#### Requirements
Quote the records in full and leave their pictures out.
::::
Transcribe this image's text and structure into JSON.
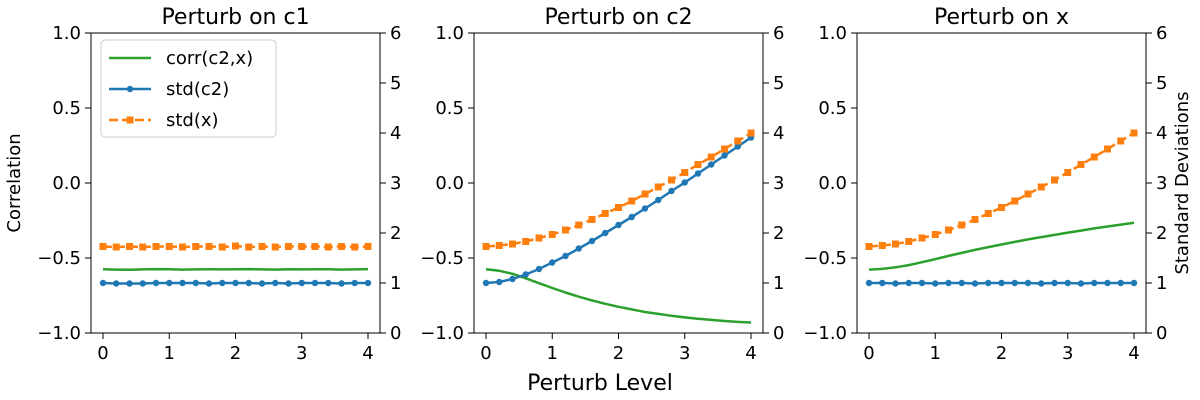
{
  "figure": {
    "xlabel": "Perturb Level",
    "left_ylabel": "Correlation",
    "right_ylabel": "Standard Deviations"
  },
  "legend": {
    "placement": "top-left",
    "entries": [
      "corr(c2,x)",
      "std(c2)",
      "std(x)"
    ]
  },
  "colors": {
    "corr": "#2ca02c",
    "std_c2": "#1f77b4",
    "std_x": "#ff7f0e"
  },
  "chart_data": [
    {
      "type": "line",
      "title": "Perturb on c1",
      "xlim": [
        0,
        4
      ],
      "xticks": [
        "0",
        "1",
        "2",
        "3",
        "4"
      ],
      "ylim_left": [
        -1.0,
        1.0
      ],
      "yticks_left": [
        "−1.0",
        "−0.5",
        "0.0",
        "0.5",
        "1.0"
      ],
      "ylim_right": [
        0,
        6
      ],
      "yticks_right": [
        "0",
        "1",
        "2",
        "3",
        "4",
        "5",
        "6"
      ],
      "x": [
        0,
        0.2,
        0.4,
        0.6,
        0.8,
        1.0,
        1.2,
        1.4,
        1.6,
        1.8,
        2.0,
        2.2,
        2.4,
        2.6,
        2.8,
        3.0,
        3.2,
        3.4,
        3.6,
        3.8,
        4.0
      ],
      "series": [
        {
          "name": "corr(c2,x)",
          "axis": "left",
          "marker": "none",
          "dash": false,
          "values": [
            -0.575,
            -0.577,
            -0.578,
            -0.576,
            -0.574,
            -0.575,
            -0.577,
            -0.576,
            -0.575,
            -0.576,
            -0.575,
            -0.574,
            -0.576,
            -0.577,
            -0.575,
            -0.576,
            -0.575,
            -0.575,
            -0.577,
            -0.576,
            -0.574
          ]
        },
        {
          "name": "std(c2)",
          "axis": "right",
          "marker": "circle",
          "dash": false,
          "values": [
            1.0,
            0.99,
            0.99,
            0.99,
            1.0,
            1.0,
            1.0,
            1.0,
            0.99,
            1.0,
            1.0,
            1.0,
            0.99,
            1.0,
            0.99,
            1.0,
            1.0,
            1.0,
            0.99,
            1.0,
            1.0
          ]
        },
        {
          "name": "std(x)",
          "axis": "right",
          "marker": "square",
          "dash": true,
          "values": [
            1.73,
            1.72,
            1.73,
            1.72,
            1.73,
            1.73,
            1.72,
            1.73,
            1.73,
            1.72,
            1.74,
            1.72,
            1.73,
            1.72,
            1.73,
            1.73,
            1.73,
            1.72,
            1.73,
            1.72,
            1.73
          ]
        }
      ]
    },
    {
      "type": "line",
      "title": "Perturb on c2",
      "xlim": [
        0,
        4
      ],
      "xticks": [
        "0",
        "1",
        "2",
        "3",
        "4"
      ],
      "ylim_left": [
        -1.0,
        1.0
      ],
      "yticks_left": [
        "−1.0",
        "−0.5",
        "0.0",
        "0.5",
        "1.0"
      ],
      "ylim_right": [
        0,
        6
      ],
      "yticks_right": [
        "0",
        "1",
        "2",
        "3",
        "4",
        "5",
        "6"
      ],
      "x": [
        0,
        0.2,
        0.4,
        0.6,
        0.8,
        1.0,
        1.2,
        1.4,
        1.6,
        1.8,
        2.0,
        2.2,
        2.4,
        2.6,
        2.8,
        3.0,
        3.2,
        3.4,
        3.6,
        3.8,
        4.0
      ],
      "series": [
        {
          "name": "corr(c2,x)",
          "axis": "left",
          "marker": "none",
          "dash": false,
          "values": [
            -0.575,
            -0.585,
            -0.605,
            -0.635,
            -0.668,
            -0.7,
            -0.73,
            -0.758,
            -0.783,
            -0.805,
            -0.825,
            -0.843,
            -0.86,
            -0.873,
            -0.885,
            -0.896,
            -0.905,
            -0.913,
            -0.92,
            -0.926,
            -0.93
          ]
        },
        {
          "name": "std(c2)",
          "axis": "right",
          "marker": "circle",
          "dash": false,
          "values": [
            1.0,
            1.02,
            1.08,
            1.17,
            1.28,
            1.41,
            1.54,
            1.69,
            1.84,
            2.0,
            2.16,
            2.32,
            2.49,
            2.66,
            2.84,
            3.01,
            3.19,
            3.37,
            3.55,
            3.73,
            3.91
          ]
        },
        {
          "name": "std(x)",
          "axis": "right",
          "marker": "square",
          "dash": true,
          "values": [
            1.73,
            1.75,
            1.78,
            1.83,
            1.9,
            1.97,
            2.06,
            2.16,
            2.27,
            2.39,
            2.51,
            2.64,
            2.78,
            2.92,
            3.06,
            3.21,
            3.37,
            3.52,
            3.68,
            3.84,
            4.0
          ]
        }
      ]
    },
    {
      "type": "line",
      "title": "Perturb on x",
      "xlim": [
        0,
        4
      ],
      "xticks": [
        "0",
        "1",
        "2",
        "3",
        "4"
      ],
      "ylim_left": [
        -1.0,
        1.0
      ],
      "yticks_left": [
        "−1.0",
        "−0.5",
        "0.0",
        "0.5",
        "1.0"
      ],
      "ylim_right": [
        0,
        6
      ],
      "yticks_right": [
        "0",
        "1",
        "2",
        "3",
        "4",
        "5",
        "6"
      ],
      "x": [
        0,
        0.2,
        0.4,
        0.6,
        0.8,
        1.0,
        1.2,
        1.4,
        1.6,
        1.8,
        2.0,
        2.2,
        2.4,
        2.6,
        2.8,
        3.0,
        3.2,
        3.4,
        3.6,
        3.8,
        4.0
      ],
      "series": [
        {
          "name": "corr(c2,x)",
          "axis": "left",
          "marker": "none",
          "dash": false,
          "values": [
            -0.577,
            -0.573,
            -0.562,
            -0.547,
            -0.528,
            -0.507,
            -0.486,
            -0.466,
            -0.446,
            -0.427,
            -0.41,
            -0.393,
            -0.376,
            -0.361,
            -0.346,
            -0.331,
            -0.317,
            -0.303,
            -0.29,
            -0.277,
            -0.265
          ]
        },
        {
          "name": "std(c2)",
          "axis": "right",
          "marker": "circle",
          "dash": false,
          "values": [
            1.0,
            1.0,
            0.99,
            1.0,
            1.0,
            0.99,
            1.0,
            1.0,
            0.99,
            1.0,
            1.0,
            1.0,
            1.0,
            0.99,
            1.0,
            1.0,
            0.99,
            1.0,
            1.0,
            1.0,
            1.0
          ]
        },
        {
          "name": "std(x)",
          "axis": "right",
          "marker": "square",
          "dash": true,
          "values": [
            1.73,
            1.75,
            1.78,
            1.83,
            1.9,
            1.97,
            2.06,
            2.16,
            2.27,
            2.39,
            2.51,
            2.64,
            2.78,
            2.92,
            3.06,
            3.21,
            3.37,
            3.52,
            3.68,
            3.84,
            4.0
          ]
        }
      ]
    }
  ]
}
::::
#### Solution for this task
Transcribe this image's text and structure into JSON.
{
  "figure": {
    "xlabel": "Perturb Level",
    "left_ylabel": "Correlation",
    "right_ylabel": "Standard Deviations"
  },
  "legend": {
    "placement": "top-left",
    "entries": [
      "corr(c2,x)",
      "std(c2)",
      "std(x)"
    ]
  },
  "colors": {
    "corr": "#2ca02c",
    "std_c2": "#1f77b4",
    "std_x": "#ff7f0e"
  },
  "chart_data": [
    {
      "type": "line",
      "title": "Perturb on c1",
      "xlim": [
        0,
        4
      ],
      "xticks": [
        "0",
        "1",
        "2",
        "3",
        "4"
      ],
      "ylim_left": [
        -1.0,
        1.0
      ],
      "yticks_left": [
        "−1.0",
        "−0.5",
        "0.0",
        "0.5",
        "1.0"
      ],
      "ylim_right": [
        0,
        6
      ],
      "yticks_right": [
        "0",
        "1",
        "2",
        "3",
        "4",
        "5",
        "6"
      ],
      "x": [
        0,
        0.2,
        0.4,
        0.6,
        0.8,
        1.0,
        1.2,
        1.4,
        1.6,
        1.8,
        2.0,
        2.2,
        2.4,
        2.6,
        2.8,
        3.0,
        3.2,
        3.4,
        3.6,
        3.8,
        4.0
      ],
      "series": [
        {
          "name": "corr(c2,x)",
          "axis": "left",
          "marker": "none",
          "dash": false,
          "values": [
            -0.575,
            -0.577,
            -0.578,
            -0.576,
            -0.574,
            -0.575,
            -0.577,
            -0.576,
            -0.575,
            -0.576,
            -0.575,
            -0.574,
            -0.576,
            -0.577,
            -0.575,
            -0.576,
            -0.575,
            -0.575,
            -0.577,
            -0.576,
            -0.574
          ]
        },
        {
          "name": "std(c2)",
          "axis": "right",
          "marker": "circle",
          "dash": false,
          "values": [
            1.0,
            0.99,
            0.99,
            0.99,
            1.0,
            1.0,
            1.0,
            1.0,
            0.99,
            1.0,
            1.0,
            1.0,
            0.99,
            1.0,
            0.99,
            1.0,
            1.0,
            1.0,
            0.99,
            1.0,
            1.0
          ]
        },
        {
          "name": "std(x)",
          "axis": "right",
          "marker": "square",
          "dash": true,
          "values": [
            1.73,
            1.72,
            1.73,
            1.72,
            1.73,
            1.73,
            1.72,
            1.73,
            1.73,
            1.72,
            1.74,
            1.72,
            1.73,
            1.72,
            1.73,
            1.73,
            1.73,
            1.72,
            1.73,
            1.72,
            1.73
          ]
        }
      ]
    },
    {
      "type": "line",
      "title": "Perturb on c2",
      "xlim": [
        0,
        4
      ],
      "xticks": [
        "0",
        "1",
        "2",
        "3",
        "4"
      ],
      "ylim_left": [
        -1.0,
        1.0
      ],
      "yticks_left": [
        "−1.0",
        "−0.5",
        "0.0",
        "0.5",
        "1.0"
      ],
      "ylim_right": [
        0,
        6
      ],
      "yticks_right": [
        "0",
        "1",
        "2",
        "3",
        "4",
        "5",
        "6"
      ],
      "x": [
        0,
        0.2,
        0.4,
        0.6,
        0.8,
        1.0,
        1.2,
        1.4,
        1.6,
        1.8,
        2.0,
        2.2,
        2.4,
        2.6,
        2.8,
        3.0,
        3.2,
        3.4,
        3.6,
        3.8,
        4.0
      ],
      "series": [
        {
          "name": "corr(c2,x)",
          "axis": "left",
          "marker": "none",
          "dash": false,
          "values": [
            -0.575,
            -0.585,
            -0.605,
            -0.635,
            -0.668,
            -0.7,
            -0.73,
            -0.758,
            -0.783,
            -0.805,
            -0.825,
            -0.843,
            -0.86,
            -0.873,
            -0.885,
            -0.896,
            -0.905,
            -0.913,
            -0.92,
            -0.926,
            -0.93
          ]
        },
        {
          "name": "std(c2)",
          "axis": "right",
          "marker": "circle",
          "dash": false,
          "values": [
            1.0,
            1.02,
            1.08,
            1.17,
            1.28,
            1.41,
            1.54,
            1.69,
            1.84,
            2.0,
            2.16,
            2.32,
            2.49,
            2.66,
            2.84,
            3.01,
            3.19,
            3.37,
            3.55,
            3.73,
            3.91
          ]
        },
        {
          "name": "std(x)",
          "axis": "right",
          "marker": "square",
          "dash": true,
          "values": [
            1.73,
            1.75,
            1.78,
            1.83,
            1.9,
            1.97,
            2.06,
            2.16,
            2.27,
            2.39,
            2.51,
            2.64,
            2.78,
            2.92,
            3.06,
            3.21,
            3.37,
            3.52,
            3.68,
            3.84,
            4.0
          ]
        }
      ]
    },
    {
      "type": "line",
      "title": "Perturb on x",
      "xlim": [
        0,
        4
      ],
      "xticks": [
        "0",
        "1",
        "2",
        "3",
        "4"
      ],
      "ylim_left": [
        -1.0,
        1.0
      ],
      "yticks_left": [
        "−1.0",
        "−0.5",
        "0.0",
        "0.5",
        "1.0"
      ],
      "ylim_right": [
        0,
        6
      ],
      "yticks_right": [
        "0",
        "1",
        "2",
        "3",
        "4",
        "5",
        "6"
      ],
      "x": [
        0,
        0.2,
        0.4,
        0.6,
        0.8,
        1.0,
        1.2,
        1.4,
        1.6,
        1.8,
        2.0,
        2.2,
        2.4,
        2.6,
        2.8,
        3.0,
        3.2,
        3.4,
        3.6,
        3.8,
        4.0
      ],
      "series": [
        {
          "name": "corr(c2,x)",
          "axis": "left",
          "marker": "none",
          "dash": false,
          "values": [
            -0.577,
            -0.573,
            -0.562,
            -0.547,
            -0.528,
            -0.507,
            -0.486,
            -0.466,
            -0.446,
            -0.427,
            -0.41,
            -0.393,
            -0.376,
            -0.361,
            -0.346,
            -0.331,
            -0.317,
            -0.303,
            -0.29,
            -0.277,
            -0.265
          ]
        },
        {
          "name": "std(c2)",
          "axis": "right",
          "marker": "circle",
          "dash": false,
          "values": [
            1.0,
            1.0,
            0.99,
            1.0,
            1.0,
            0.99,
            1.0,
            1.0,
            0.99,
            1.0,
            1.0,
            1.0,
            1.0,
            0.99,
            1.0,
            1.0,
            0.99,
            1.0,
            1.0,
            1.0,
            1.0
          ]
        },
        {
          "name": "std(x)",
          "axis": "right",
          "marker": "square",
          "dash": true,
          "values": [
            1.73,
            1.75,
            1.78,
            1.83,
            1.9,
            1.97,
            2.06,
            2.16,
            2.27,
            2.39,
            2.51,
            2.64,
            2.78,
            2.92,
            3.06,
            3.21,
            3.37,
            3.52,
            3.68,
            3.84,
            4.0
          ]
        }
      ]
    }
  ]
}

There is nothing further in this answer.